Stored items
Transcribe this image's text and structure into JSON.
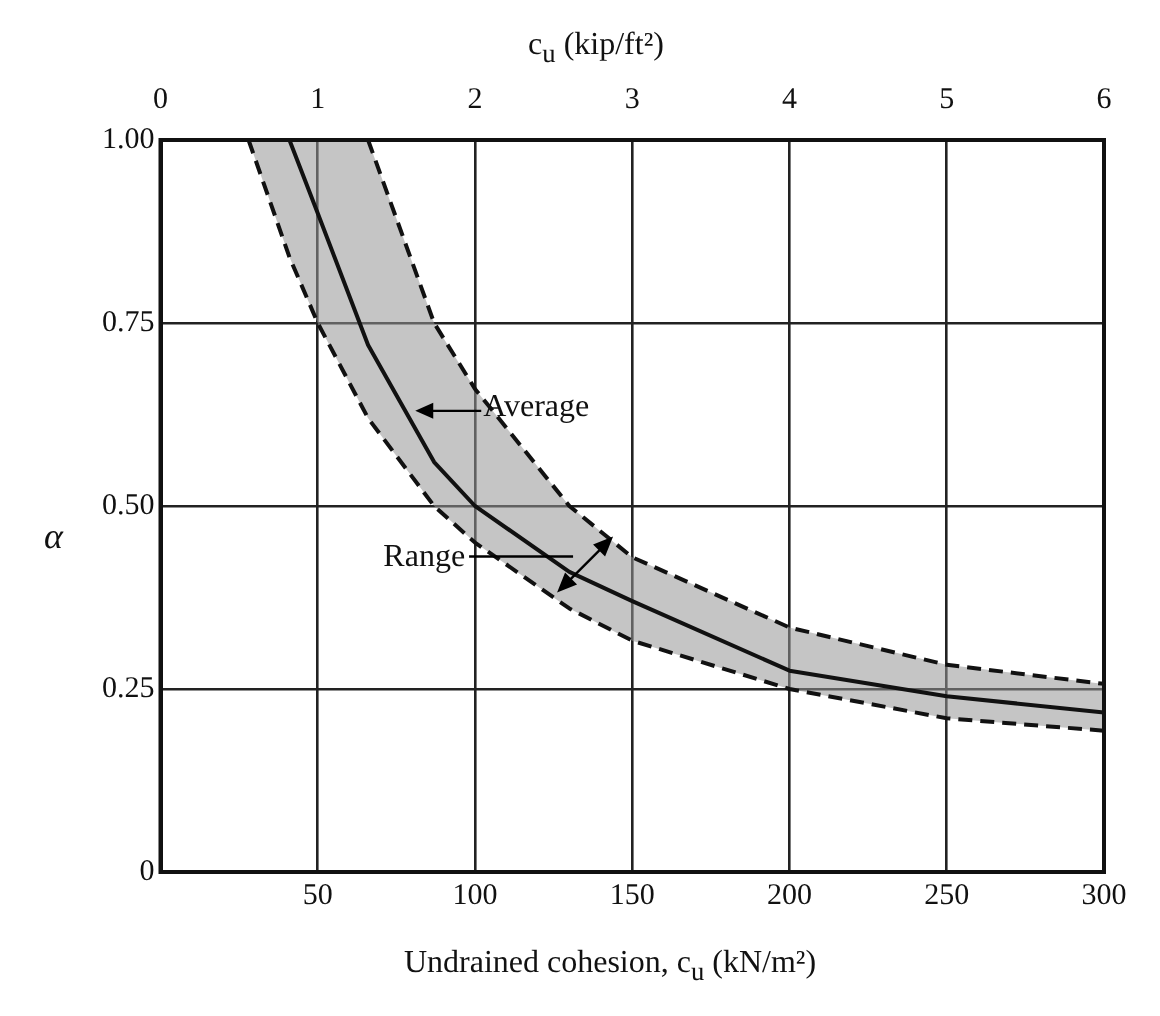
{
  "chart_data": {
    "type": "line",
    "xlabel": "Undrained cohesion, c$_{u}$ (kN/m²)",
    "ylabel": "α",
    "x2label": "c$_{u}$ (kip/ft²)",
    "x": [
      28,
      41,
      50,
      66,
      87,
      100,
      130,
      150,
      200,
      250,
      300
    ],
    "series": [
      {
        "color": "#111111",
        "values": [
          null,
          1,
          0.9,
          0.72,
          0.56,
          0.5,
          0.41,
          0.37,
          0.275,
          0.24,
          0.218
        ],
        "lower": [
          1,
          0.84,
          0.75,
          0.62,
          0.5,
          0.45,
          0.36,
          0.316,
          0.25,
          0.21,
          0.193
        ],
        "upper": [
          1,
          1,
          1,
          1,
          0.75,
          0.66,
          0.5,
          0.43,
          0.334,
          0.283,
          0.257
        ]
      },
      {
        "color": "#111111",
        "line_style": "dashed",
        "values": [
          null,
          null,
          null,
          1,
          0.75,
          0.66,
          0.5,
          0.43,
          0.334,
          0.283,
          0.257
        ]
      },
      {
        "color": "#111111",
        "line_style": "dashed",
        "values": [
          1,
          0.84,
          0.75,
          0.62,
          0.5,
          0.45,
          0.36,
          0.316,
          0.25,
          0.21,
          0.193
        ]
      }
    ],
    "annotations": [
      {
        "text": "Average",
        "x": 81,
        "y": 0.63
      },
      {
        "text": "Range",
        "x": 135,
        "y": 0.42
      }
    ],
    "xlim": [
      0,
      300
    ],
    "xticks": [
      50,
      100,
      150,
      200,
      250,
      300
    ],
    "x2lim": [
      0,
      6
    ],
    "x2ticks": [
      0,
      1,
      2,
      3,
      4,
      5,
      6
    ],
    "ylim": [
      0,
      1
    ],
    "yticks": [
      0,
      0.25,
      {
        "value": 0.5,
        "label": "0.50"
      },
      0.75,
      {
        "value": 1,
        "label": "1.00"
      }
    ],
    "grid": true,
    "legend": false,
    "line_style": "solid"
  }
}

...

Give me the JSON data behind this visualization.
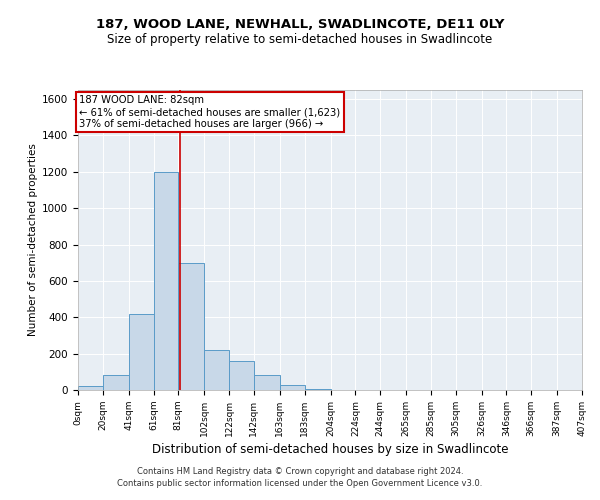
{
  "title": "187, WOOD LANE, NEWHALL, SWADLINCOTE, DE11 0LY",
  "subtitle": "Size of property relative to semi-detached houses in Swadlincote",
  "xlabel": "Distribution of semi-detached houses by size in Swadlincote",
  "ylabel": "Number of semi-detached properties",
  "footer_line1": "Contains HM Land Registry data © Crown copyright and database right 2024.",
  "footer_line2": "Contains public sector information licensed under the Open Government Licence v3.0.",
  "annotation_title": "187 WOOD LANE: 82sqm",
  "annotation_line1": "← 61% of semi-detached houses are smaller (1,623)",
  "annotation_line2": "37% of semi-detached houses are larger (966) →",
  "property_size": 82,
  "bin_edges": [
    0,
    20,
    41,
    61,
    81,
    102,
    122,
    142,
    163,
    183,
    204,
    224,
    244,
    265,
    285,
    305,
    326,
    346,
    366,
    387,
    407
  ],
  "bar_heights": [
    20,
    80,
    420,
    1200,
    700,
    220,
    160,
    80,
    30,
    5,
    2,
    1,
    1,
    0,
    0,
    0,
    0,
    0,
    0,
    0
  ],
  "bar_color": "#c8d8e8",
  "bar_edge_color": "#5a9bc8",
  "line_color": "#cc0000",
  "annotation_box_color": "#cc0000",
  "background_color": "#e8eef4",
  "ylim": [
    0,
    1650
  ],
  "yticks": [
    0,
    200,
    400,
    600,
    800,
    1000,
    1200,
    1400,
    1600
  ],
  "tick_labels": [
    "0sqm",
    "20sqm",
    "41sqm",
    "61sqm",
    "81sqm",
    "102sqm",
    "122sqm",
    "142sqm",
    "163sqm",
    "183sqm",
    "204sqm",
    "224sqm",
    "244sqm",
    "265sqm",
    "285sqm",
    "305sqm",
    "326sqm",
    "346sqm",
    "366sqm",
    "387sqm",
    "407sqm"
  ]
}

▶ Exercise prompt
Give the number of lines in the listing above that contain "xlabel", and nothing else.

▶ Reply
2